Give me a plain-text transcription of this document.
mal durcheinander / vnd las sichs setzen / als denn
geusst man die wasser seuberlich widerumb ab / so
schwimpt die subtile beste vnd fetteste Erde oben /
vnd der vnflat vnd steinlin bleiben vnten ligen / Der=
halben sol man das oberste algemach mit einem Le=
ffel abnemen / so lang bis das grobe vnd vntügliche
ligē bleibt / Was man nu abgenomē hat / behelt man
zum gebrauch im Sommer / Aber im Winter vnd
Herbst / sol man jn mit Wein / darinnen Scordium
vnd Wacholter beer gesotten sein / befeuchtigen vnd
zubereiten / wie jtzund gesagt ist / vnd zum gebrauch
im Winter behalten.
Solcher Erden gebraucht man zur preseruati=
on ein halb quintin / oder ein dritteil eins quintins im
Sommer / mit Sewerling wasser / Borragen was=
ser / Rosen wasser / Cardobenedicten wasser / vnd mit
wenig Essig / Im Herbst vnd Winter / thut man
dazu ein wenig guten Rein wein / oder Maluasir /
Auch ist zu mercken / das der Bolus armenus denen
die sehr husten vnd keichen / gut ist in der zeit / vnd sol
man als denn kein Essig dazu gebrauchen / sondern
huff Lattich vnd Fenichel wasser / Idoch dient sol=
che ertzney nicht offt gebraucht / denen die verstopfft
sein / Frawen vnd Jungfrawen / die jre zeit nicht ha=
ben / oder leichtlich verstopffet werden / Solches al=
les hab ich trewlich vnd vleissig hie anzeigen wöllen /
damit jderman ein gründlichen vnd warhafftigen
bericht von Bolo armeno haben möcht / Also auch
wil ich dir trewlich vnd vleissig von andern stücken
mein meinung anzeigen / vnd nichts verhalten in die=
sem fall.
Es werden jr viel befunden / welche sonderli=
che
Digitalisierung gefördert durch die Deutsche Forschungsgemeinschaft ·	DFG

# Exercise goal
Every line of the material above should be transcribed as it stands.

# Your response
Give me a plain-text transcription of this document.
mal durcheinander / vnd las sichs setzen / als denn
geusst man die wasser seuberlich widerumb ab / so
schwimpt die subtile beste vnd fetteste Erde oben /
vnd der vnflat vnd steinlin bleiben vnten ligen / Der=
halben sol man das oberste algemach mit einem Le=
ffel abnemen / so lang bis das grobe vnd vntügliche
ligē bleibt / Was man nu abgenomē hat / behelt man
zum gebrauch im Sommer / Aber im Winter vnd
Herbst / sol man jn mit Wein / darinnen Scordium
vnd Wacholter beer gesotten sein / befeuchtigen vnd
zubereiten / wie jtzund gesagt ist / vnd zum gebrauch
im Winter behalten.
Solcher Erden gebraucht man zur preseruati=
on ein halb quintin / oder ein dritteil eins quintins im
Sommer / mit Sewerling wasser / Borragen was=
ser / Rosen wasser / Cardobenedicten wasser / vnd mit
wenig Essig / Im Herbst vnd Winter / thut man
dazu ein wenig guten Rein wein / oder Maluasir /
Auch ist zu mercken / das der Bolus armenus denen
die sehr husten vnd keichen / gut ist in der zeit / vnd sol
man als denn kein Essig dazu gebrauchen / sondern
huff Lattich vnd Fenichel wasser / Idoch dient sol=
che ertzney nicht offt gebraucht / denen die verstopfft
sein / Frawen vnd Jungfrawen / die jre zeit nicht ha=
ben / oder leichtlich verstopffet werden / Solches al=
les hab ich trewlich vnd vleissig hie anzeigen wöllen /
damit jderman ein gründlichen vnd warhafftigen
bericht von Bolo armeno haben möcht / Also auch
wil ich dir trewlich vnd vleissig von andern stücken
mein meinung anzeigen / vnd nichts verhalten in die=
sem fall.
Es werden jr viel befunden / welche sonderli=
che
Digitalisierung gefördert durch die Deutsche Forschungsgemeinschaft ·	DFG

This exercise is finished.